Data supplied =
+---+
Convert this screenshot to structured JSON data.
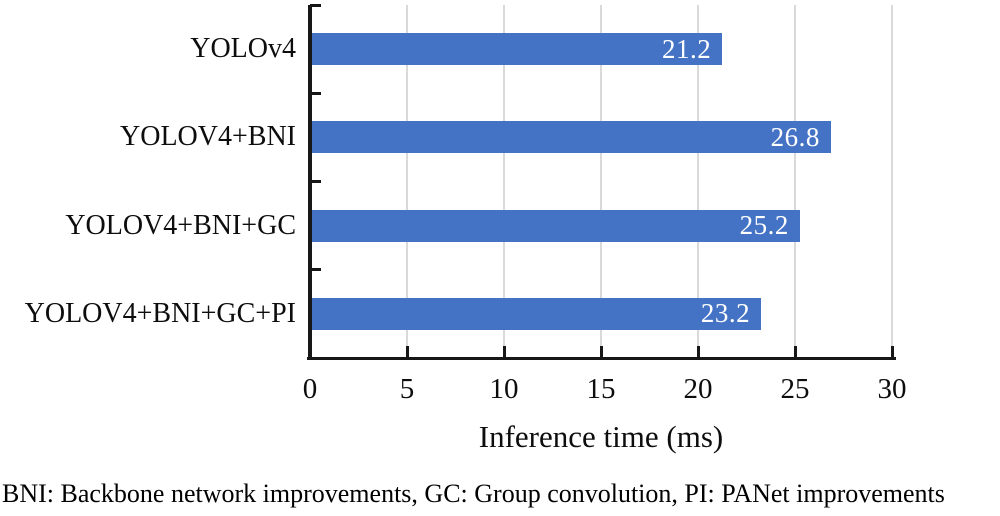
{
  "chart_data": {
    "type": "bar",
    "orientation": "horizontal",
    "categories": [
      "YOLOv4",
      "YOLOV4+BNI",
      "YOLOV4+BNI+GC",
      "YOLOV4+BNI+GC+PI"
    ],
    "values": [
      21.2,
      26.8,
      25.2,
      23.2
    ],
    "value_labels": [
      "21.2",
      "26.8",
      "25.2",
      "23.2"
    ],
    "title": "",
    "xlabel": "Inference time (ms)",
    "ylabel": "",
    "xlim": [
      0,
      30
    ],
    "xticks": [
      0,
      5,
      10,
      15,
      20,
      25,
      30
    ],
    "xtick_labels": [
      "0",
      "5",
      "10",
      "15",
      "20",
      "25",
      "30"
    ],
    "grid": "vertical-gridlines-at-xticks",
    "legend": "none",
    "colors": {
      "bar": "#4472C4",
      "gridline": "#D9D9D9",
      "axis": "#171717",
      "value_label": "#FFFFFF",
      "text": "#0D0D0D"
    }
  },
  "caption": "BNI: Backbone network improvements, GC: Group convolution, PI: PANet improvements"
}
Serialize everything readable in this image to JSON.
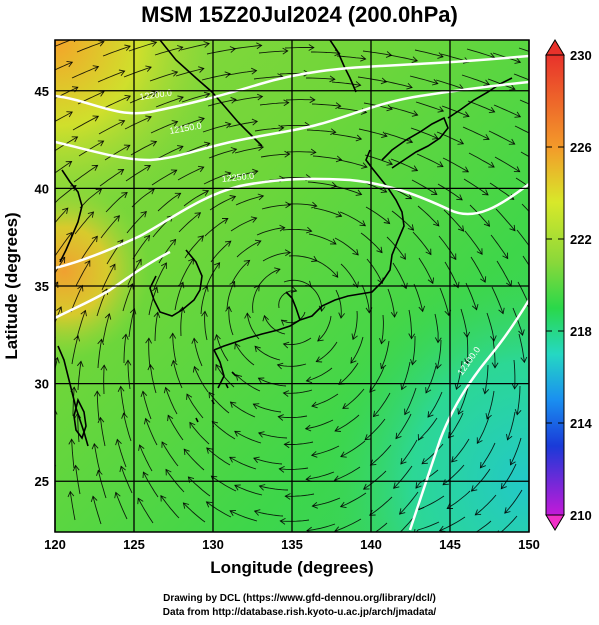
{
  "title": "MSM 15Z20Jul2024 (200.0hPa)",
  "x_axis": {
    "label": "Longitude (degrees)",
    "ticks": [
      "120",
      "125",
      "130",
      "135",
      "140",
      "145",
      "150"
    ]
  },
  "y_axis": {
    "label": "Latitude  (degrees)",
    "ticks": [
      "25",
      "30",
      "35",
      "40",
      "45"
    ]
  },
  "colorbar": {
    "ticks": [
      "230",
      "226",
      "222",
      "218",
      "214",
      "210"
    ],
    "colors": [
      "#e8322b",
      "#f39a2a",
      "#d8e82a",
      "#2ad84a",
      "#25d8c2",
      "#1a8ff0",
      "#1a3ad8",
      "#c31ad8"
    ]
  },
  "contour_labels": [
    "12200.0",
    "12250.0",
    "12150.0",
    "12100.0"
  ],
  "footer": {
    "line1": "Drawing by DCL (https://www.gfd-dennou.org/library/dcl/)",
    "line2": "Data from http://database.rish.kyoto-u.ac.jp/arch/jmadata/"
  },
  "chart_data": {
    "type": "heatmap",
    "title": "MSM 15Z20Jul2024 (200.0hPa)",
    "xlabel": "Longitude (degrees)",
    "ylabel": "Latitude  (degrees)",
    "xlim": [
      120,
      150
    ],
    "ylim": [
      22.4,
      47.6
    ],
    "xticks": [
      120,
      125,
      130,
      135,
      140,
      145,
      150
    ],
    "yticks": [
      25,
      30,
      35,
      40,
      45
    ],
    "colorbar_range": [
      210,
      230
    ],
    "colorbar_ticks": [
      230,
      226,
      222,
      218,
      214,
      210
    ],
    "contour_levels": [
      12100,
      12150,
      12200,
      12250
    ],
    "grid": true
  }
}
+---+
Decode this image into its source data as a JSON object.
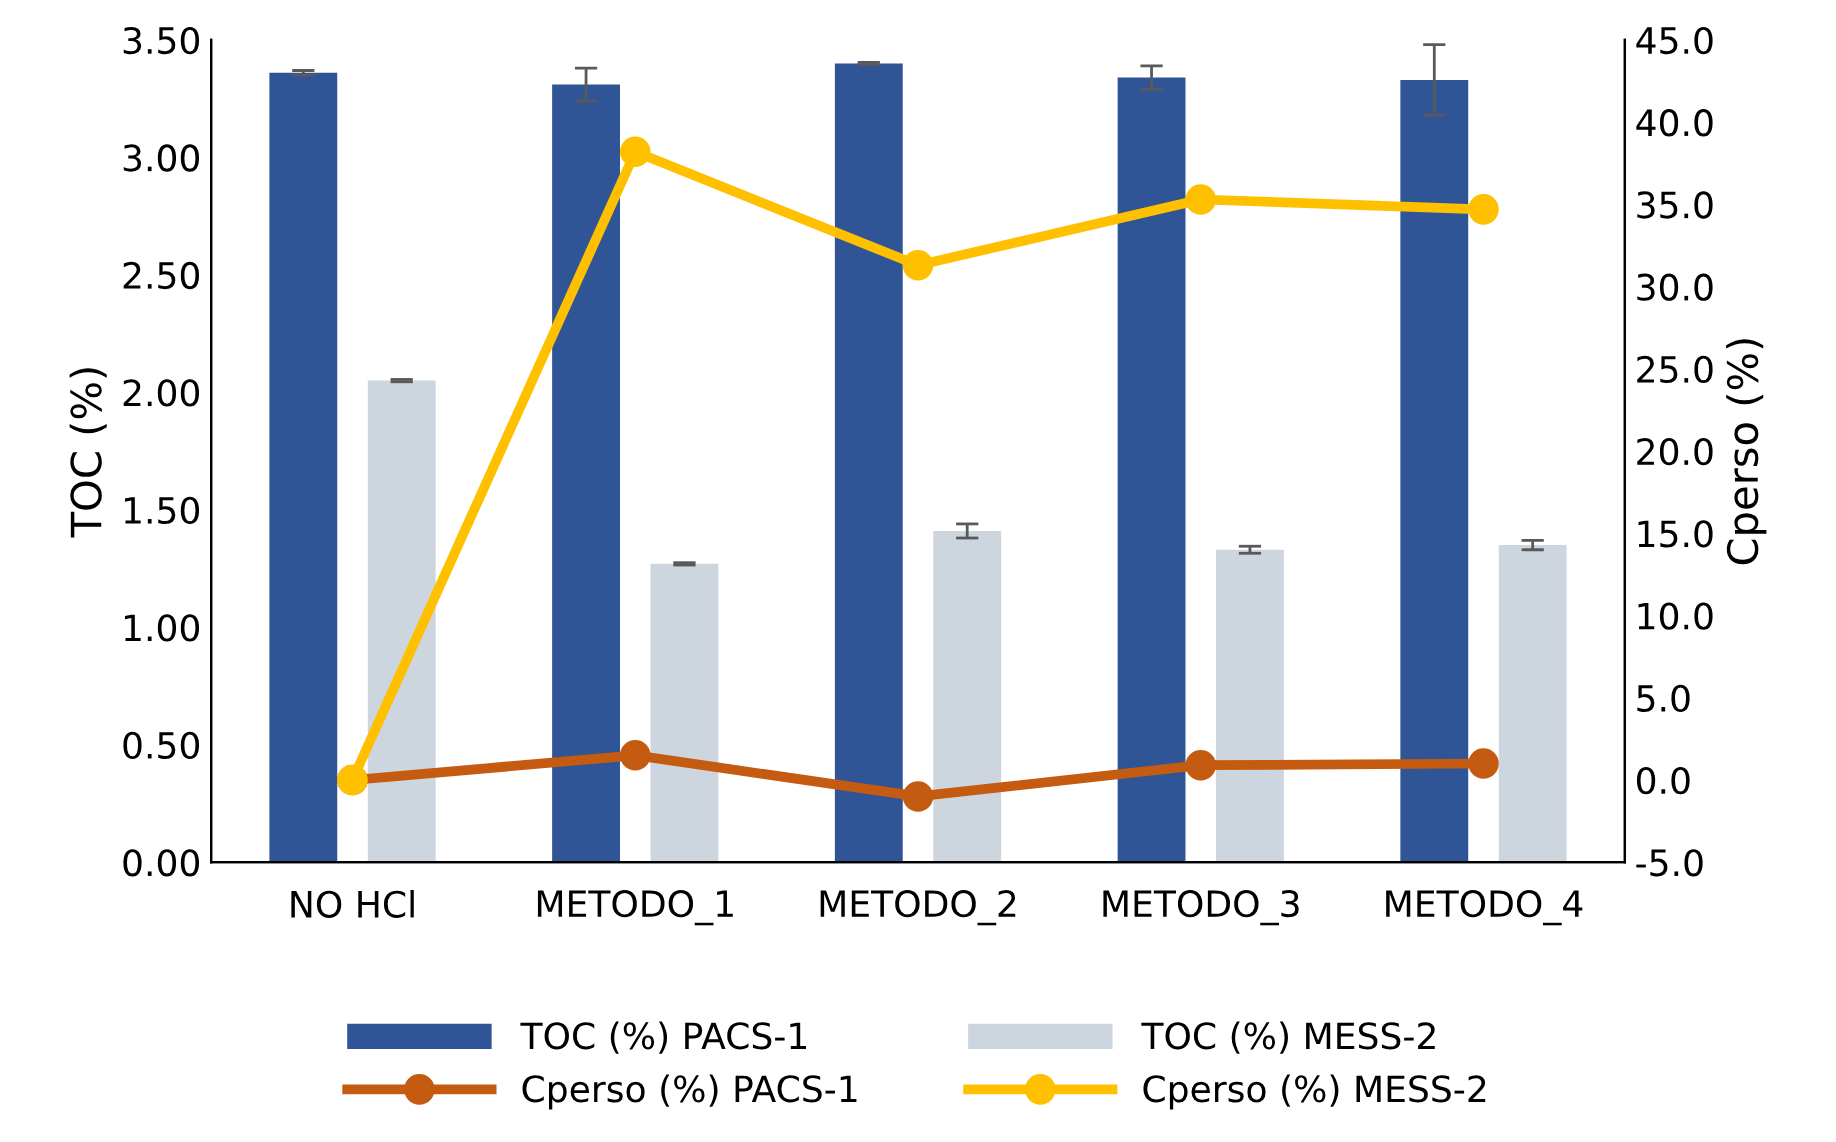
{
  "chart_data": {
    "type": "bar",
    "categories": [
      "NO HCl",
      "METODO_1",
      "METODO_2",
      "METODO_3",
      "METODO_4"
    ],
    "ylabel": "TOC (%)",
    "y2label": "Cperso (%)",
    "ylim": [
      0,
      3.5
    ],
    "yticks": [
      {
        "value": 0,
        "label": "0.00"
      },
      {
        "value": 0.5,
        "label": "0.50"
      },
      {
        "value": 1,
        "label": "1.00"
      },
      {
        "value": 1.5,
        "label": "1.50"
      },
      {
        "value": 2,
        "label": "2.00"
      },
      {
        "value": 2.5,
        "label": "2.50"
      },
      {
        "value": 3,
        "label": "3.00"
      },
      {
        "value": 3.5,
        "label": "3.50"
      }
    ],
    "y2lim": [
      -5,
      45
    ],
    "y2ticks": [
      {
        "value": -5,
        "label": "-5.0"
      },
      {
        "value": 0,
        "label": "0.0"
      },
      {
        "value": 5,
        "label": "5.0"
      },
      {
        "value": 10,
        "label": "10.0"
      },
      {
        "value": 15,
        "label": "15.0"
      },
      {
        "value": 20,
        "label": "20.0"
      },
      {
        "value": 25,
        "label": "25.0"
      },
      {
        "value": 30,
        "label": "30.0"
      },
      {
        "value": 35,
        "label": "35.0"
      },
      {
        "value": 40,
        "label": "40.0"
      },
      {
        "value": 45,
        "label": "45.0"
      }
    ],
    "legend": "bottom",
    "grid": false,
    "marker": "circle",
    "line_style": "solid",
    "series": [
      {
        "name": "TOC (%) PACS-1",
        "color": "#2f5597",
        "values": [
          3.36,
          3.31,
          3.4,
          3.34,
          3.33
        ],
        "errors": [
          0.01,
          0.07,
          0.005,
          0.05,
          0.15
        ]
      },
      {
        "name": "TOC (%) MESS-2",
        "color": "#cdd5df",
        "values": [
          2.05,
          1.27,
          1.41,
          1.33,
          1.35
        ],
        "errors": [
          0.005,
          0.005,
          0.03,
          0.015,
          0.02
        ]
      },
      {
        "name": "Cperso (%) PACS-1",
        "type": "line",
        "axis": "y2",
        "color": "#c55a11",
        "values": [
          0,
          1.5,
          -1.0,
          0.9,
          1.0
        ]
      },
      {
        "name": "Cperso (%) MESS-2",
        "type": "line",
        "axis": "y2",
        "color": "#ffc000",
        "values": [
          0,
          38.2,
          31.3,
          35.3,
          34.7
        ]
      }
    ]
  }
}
+---+
What you have to do = Find the lines above that contain the word "ylabel" and collect them.

Exercise solution =
    "ylabel": "",
    "ylabel": "Latitude  (degrees)",
    "ylabel": "TOC (%)",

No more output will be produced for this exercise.